(Stored entries)

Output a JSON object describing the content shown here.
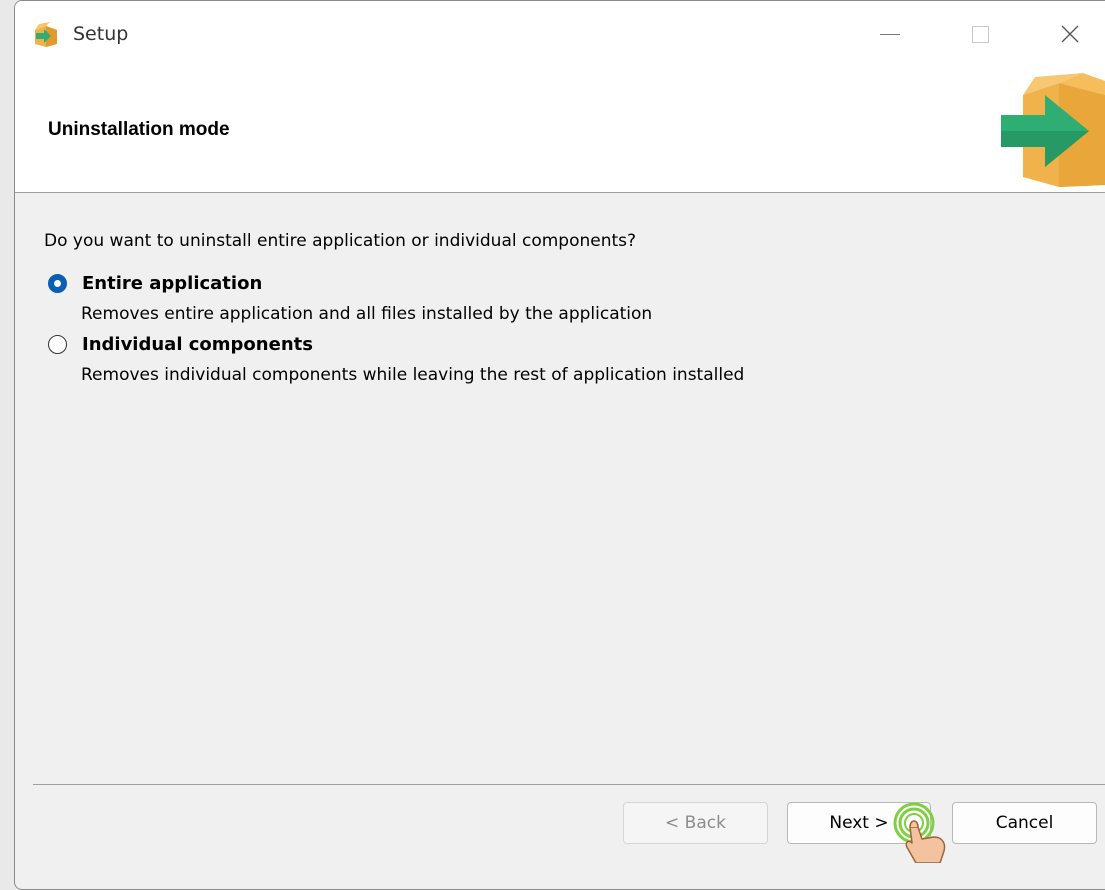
{
  "window": {
    "title": "Setup"
  },
  "header": {
    "heading": "Uninstallation mode"
  },
  "body": {
    "question": "Do you want to uninstall entire application or individual components?",
    "options": [
      {
        "label": "Entire application",
        "description": "Removes entire application and all files installed by the application",
        "selected": true
      },
      {
        "label": "Individual components",
        "description": "Removes individual components while leaving the rest of application installed",
        "selected": false
      }
    ]
  },
  "footer": {
    "back_label": "< Back",
    "next_label": "Next >",
    "cancel_label": "Cancel",
    "back_enabled": false
  },
  "colors": {
    "radio_accent": "#0a5fb4",
    "box_orange": "#f0b24a",
    "arrow_green": "#2fae74",
    "click_highlight": "#7fd040"
  },
  "icons": [
    "setup-app-icon",
    "minimize-icon",
    "maximize-icon",
    "close-icon",
    "package-arrow-icon",
    "hand-cursor-icon"
  ]
}
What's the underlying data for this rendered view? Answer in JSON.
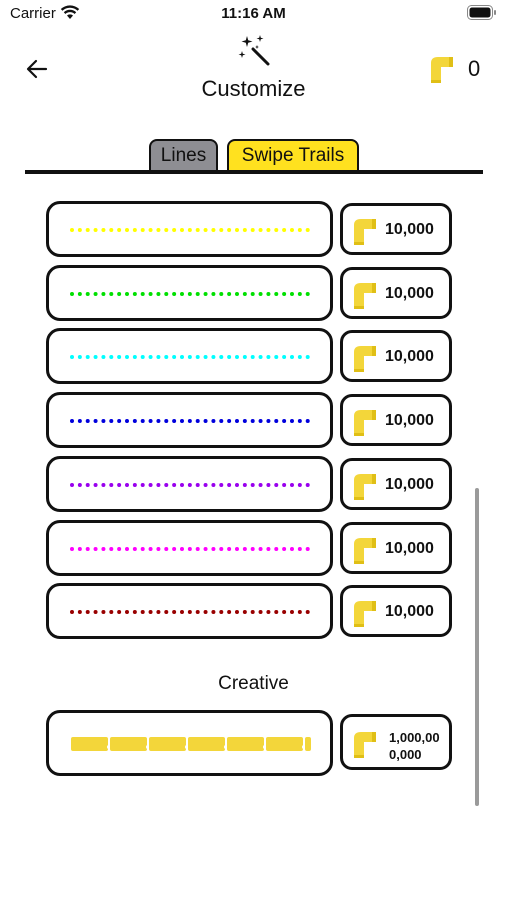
{
  "status_bar": {
    "carrier": "Carrier",
    "time": "11:16 AM"
  },
  "header": {
    "title": "Customize",
    "coin_count": "0",
    "back_icon": "back-arrow-icon",
    "magic_icon": "magic-wand-icon",
    "coin_icon": "gold-pipe-icon"
  },
  "tabs": [
    {
      "label": "Lines",
      "selected": false,
      "color": "#8e8e93"
    },
    {
      "label": "Swipe Trails",
      "selected": true,
      "color": "#ffe11f"
    }
  ],
  "trails": [
    {
      "color": "#ffff00",
      "price": "10,000"
    },
    {
      "color": "#00e000",
      "price": "10,000"
    },
    {
      "color": "#00ffff",
      "price": "10,000"
    },
    {
      "color": "#0000dd",
      "price": "10,000"
    },
    {
      "color": "#9900ee",
      "price": "10,000"
    },
    {
      "color": "#ff00ff",
      "price": "10,000"
    },
    {
      "color": "#990000",
      "price": "10,000"
    }
  ],
  "creative": {
    "section_title": "Creative",
    "price": "1,000,000,000",
    "plank_color": "#f3d63a"
  }
}
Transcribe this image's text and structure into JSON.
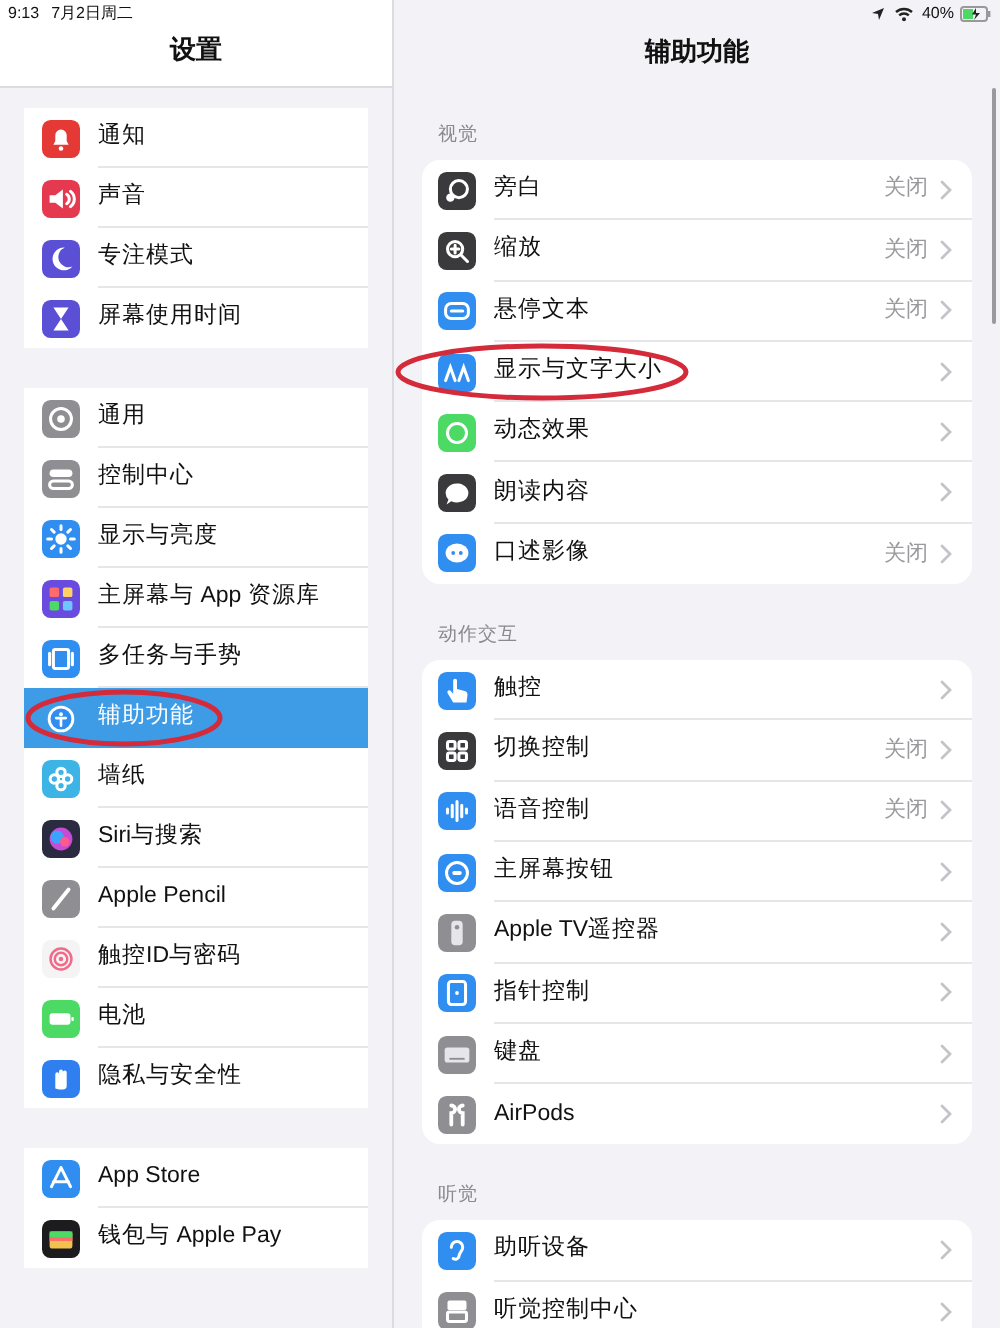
{
  "status_bar": {
    "time": "9:13",
    "date": "7月2日周二",
    "battery": "40%"
  },
  "sidebar": {
    "title": "设置",
    "groups": [
      [
        {
          "label": "通知",
          "color": "#e53935",
          "selected": false,
          "circled": false
        },
        {
          "label": "声音",
          "color": "#e5394f",
          "selected": false,
          "circled": false
        },
        {
          "label": "专注模式",
          "color": "#5b4fd6",
          "selected": false,
          "circled": false
        },
        {
          "label": "屏幕使用时间",
          "color": "#5b4fd6",
          "selected": false,
          "circled": false
        }
      ],
      [
        {
          "label": "通用",
          "color": "#8e8e93",
          "selected": false,
          "circled": false
        },
        {
          "label": "控制中心",
          "color": "#8e8e93",
          "selected": false,
          "circled": false
        },
        {
          "label": "显示与亮度",
          "color": "#2f8ef0",
          "selected": false,
          "circled": false
        },
        {
          "label": "主屏幕与 App 资源库",
          "color": "#6a4be0",
          "selected": false,
          "circled": false
        },
        {
          "label": "多任务与手势",
          "color": "#2f8ef0",
          "selected": false,
          "circled": false
        },
        {
          "label": "辅助功能",
          "color": "#2f8ef0",
          "selected": true,
          "circled": true
        },
        {
          "label": "墙纸",
          "color": "#3cb4e6",
          "selected": false,
          "circled": false
        },
        {
          "label": "Siri与搜索",
          "color": "#2a2a40",
          "selected": false,
          "circled": false
        },
        {
          "label": "Apple Pencil",
          "color": "#8e8e93",
          "selected": false,
          "circled": false
        },
        {
          "label": "触控ID与密码",
          "color": "#f4f4f4",
          "selected": false,
          "circled": false
        },
        {
          "label": "电池",
          "color": "#4cd964",
          "selected": false,
          "circled": false
        },
        {
          "label": "隐私与安全性",
          "color": "#2f7ff0",
          "selected": false,
          "circled": false
        }
      ],
      [
        {
          "label": "App Store",
          "color": "#2f8ef0",
          "selected": false,
          "circled": false
        },
        {
          "label": "钱包与 Apple Pay",
          "color": "#1c1c1e",
          "selected": false,
          "circled": false
        }
      ]
    ]
  },
  "detail": {
    "title": "辅助功能",
    "sections": [
      {
        "header": "视觉",
        "rows": [
          {
            "label": "旁白",
            "value": "关闭",
            "color": "#3a3a3c",
            "circled": false
          },
          {
            "label": "缩放",
            "value": "关闭",
            "color": "#3a3a3c",
            "circled": false
          },
          {
            "label": "悬停文本",
            "value": "关闭",
            "color": "#2f8ef0",
            "circled": false
          },
          {
            "label": "显示与文字大小",
            "color": "#2f8ef0",
            "circled": true
          },
          {
            "label": "动态效果",
            "color": "#4cd964",
            "circled": false
          },
          {
            "label": "朗读内容",
            "color": "#3a3a3c",
            "circled": false
          },
          {
            "label": "口述影像",
            "value": "关闭",
            "color": "#2f8ef0",
            "circled": false
          }
        ]
      },
      {
        "header": "动作交互",
        "rows": [
          {
            "label": "触控",
            "color": "#2f8ef0",
            "circled": false
          },
          {
            "label": "切换控制",
            "value": "关闭",
            "color": "#3a3a3c",
            "circled": false
          },
          {
            "label": "语音控制",
            "value": "关闭",
            "color": "#2f8ef0",
            "circled": false
          },
          {
            "label": "主屏幕按钮",
            "color": "#2f8ef0",
            "circled": false
          },
          {
            "label": "Apple TV遥控器",
            "color": "#8e8e93",
            "circled": false
          },
          {
            "label": "指针控制",
            "color": "#2f8ef0",
            "circled": false
          },
          {
            "label": "键盘",
            "color": "#8e8e93",
            "circled": false
          },
          {
            "label": "AirPods",
            "color": "#8e8e93",
            "circled": false
          }
        ]
      },
      {
        "header": "听觉",
        "rows": [
          {
            "label": "助听设备",
            "color": "#2f8ef0",
            "circled": false
          },
          {
            "label": "听觉控制中心",
            "color": "#8e8e93",
            "circled": false
          }
        ]
      }
    ]
  }
}
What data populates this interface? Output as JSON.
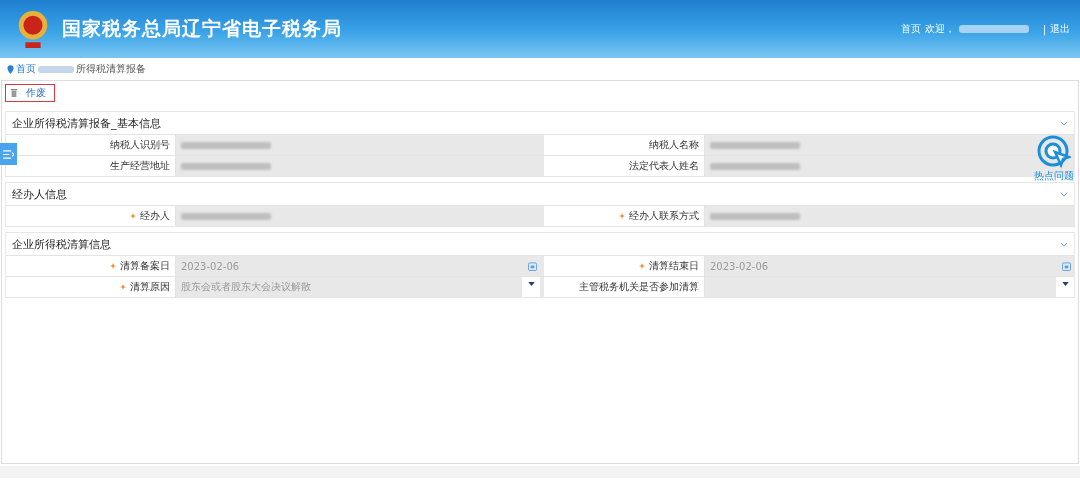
{
  "header": {
    "title": "国家税务总局辽宁省电子税务局",
    "home_link": "首页",
    "welcome": "欢迎，",
    "user_blurred": true,
    "separator": "|",
    "logout": "退出"
  },
  "breadcrumb": {
    "home": "首页",
    "middle_blurred": true,
    "current": "所得税清算报备"
  },
  "toolbar": {
    "void_button": "作废"
  },
  "side_tab": {
    "kind": "menu"
  },
  "help": {
    "label": "热点问题"
  },
  "sections": [
    {
      "title": "企业所得税清算报备_基本信息",
      "expanded": true,
      "fields": [
        {
          "label": "纳税人识别号",
          "required": false,
          "kind": "text",
          "blurred": true
        },
        {
          "label": "纳税人名称",
          "required": false,
          "kind": "text",
          "blurred": true
        },
        {
          "label": "生产经营地址",
          "required": false,
          "kind": "text",
          "blurred": true
        },
        {
          "label": "法定代表人姓名",
          "required": false,
          "kind": "text",
          "blurred": true
        }
      ]
    },
    {
      "title": "经办人信息",
      "expanded": true,
      "fields": [
        {
          "label": "经办人",
          "required": true,
          "kind": "text",
          "blurred": true
        },
        {
          "label": "经办人联系方式",
          "required": true,
          "kind": "text",
          "blurred": true
        }
      ]
    },
    {
      "title": "企业所得税清算信息",
      "expanded": true,
      "fields": [
        {
          "label": "清算备案日",
          "required": true,
          "kind": "date",
          "value": "2023-02-06"
        },
        {
          "label": "清算结束日",
          "required": true,
          "kind": "date",
          "value": "2023-02-06"
        },
        {
          "label": "清算原因",
          "required": true,
          "kind": "select",
          "value": "股东会或者股东大会决议解散"
        },
        {
          "label": "主管税务机关是否参加清算",
          "required": false,
          "kind": "select"
        }
      ]
    }
  ]
}
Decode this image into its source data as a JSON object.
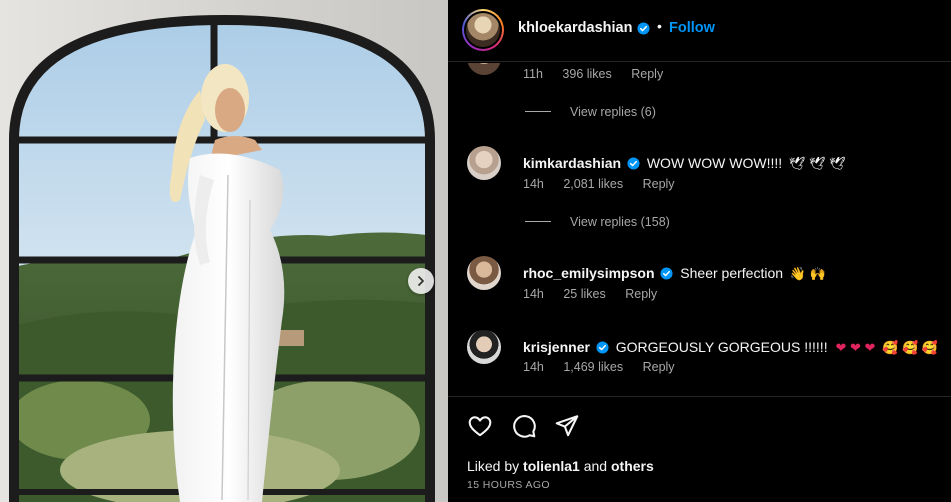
{
  "post": {
    "username": "khloekardashian",
    "separator": "•",
    "follow_label": "Follow"
  },
  "top_comment_meta": {
    "time": "11h",
    "likes": "396 likes",
    "reply": "Reply"
  },
  "view_replies_1": "View replies (6)",
  "comments": [
    {
      "username": "kimkardashian",
      "text": "WOW WOW WOW!!!!",
      "emoji": "🕊 🕊 🕊",
      "time": "14h",
      "likes": "2,081 likes",
      "reply": "Reply"
    },
    {
      "username": "rhoc_emilysimpson",
      "text": "Sheer perfection",
      "emoji": "👋 🙌",
      "time": "14h",
      "likes": "25 likes",
      "reply": "Reply"
    },
    {
      "username": "krisjenner",
      "text": "GORGEOUSLY GORGEOUS !!!!!!",
      "emoji_hearts": "❤ ❤ ❤",
      "emoji_faces": "🥰 🥰 🥰",
      "time": "14h",
      "likes": "1,469 likes",
      "reply": "Reply"
    }
  ],
  "view_replies_2": "View replies (158)",
  "liked_by": {
    "prefix": "Liked by",
    "user": "tolienla1",
    "and": "and",
    "others": "others"
  },
  "timestamp": "15 HOURS AGO",
  "colors": {
    "accent": "#0095f6",
    "verified": "#0095f6",
    "background": "#000000",
    "muted": "#a8a8a8"
  },
  "icons": [
    "heart-icon",
    "comment-icon",
    "share-icon",
    "verified-icon",
    "chevron-right-icon"
  ]
}
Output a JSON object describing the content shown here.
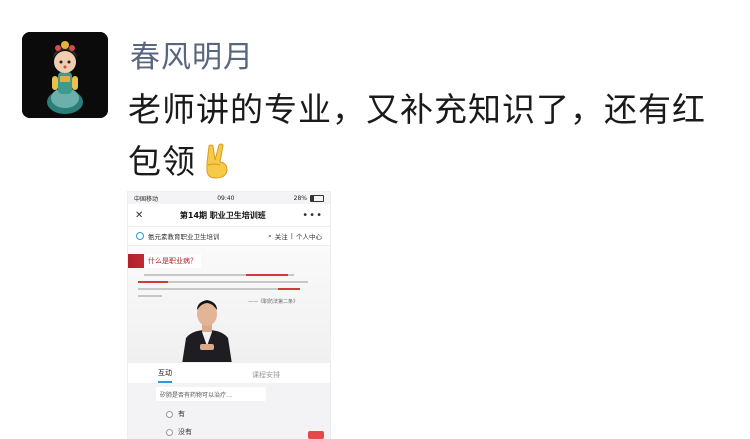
{
  "message": {
    "sender": "春风明月",
    "text": "老师讲的专业，又补充知识了，还有红包领",
    "emoji": "victory-hand-icon"
  },
  "phone": {
    "status": {
      "carrier": "中国移动",
      "time": "09:40",
      "battery": "28%"
    },
    "nav": {
      "title": "第14期 职业卫生培训班"
    },
    "account": {
      "name": "氨元素教育职业卫生培训",
      "follow": "关注",
      "separator": "|",
      "center": "个人中心"
    },
    "slide": {
      "question": "什么是职业病？",
      "citation": "——《职防法第二条》"
    },
    "tabs": {
      "interact": "互动",
      "schedule": "课程安排"
    },
    "quiz": {
      "question": "矽肺是否有药物可以治疗…",
      "options": [
        "有",
        "没有"
      ]
    }
  }
}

* [Given task]: Reply with one number only: how many lines of the listing hold "likes"?

* [Task solution]: 4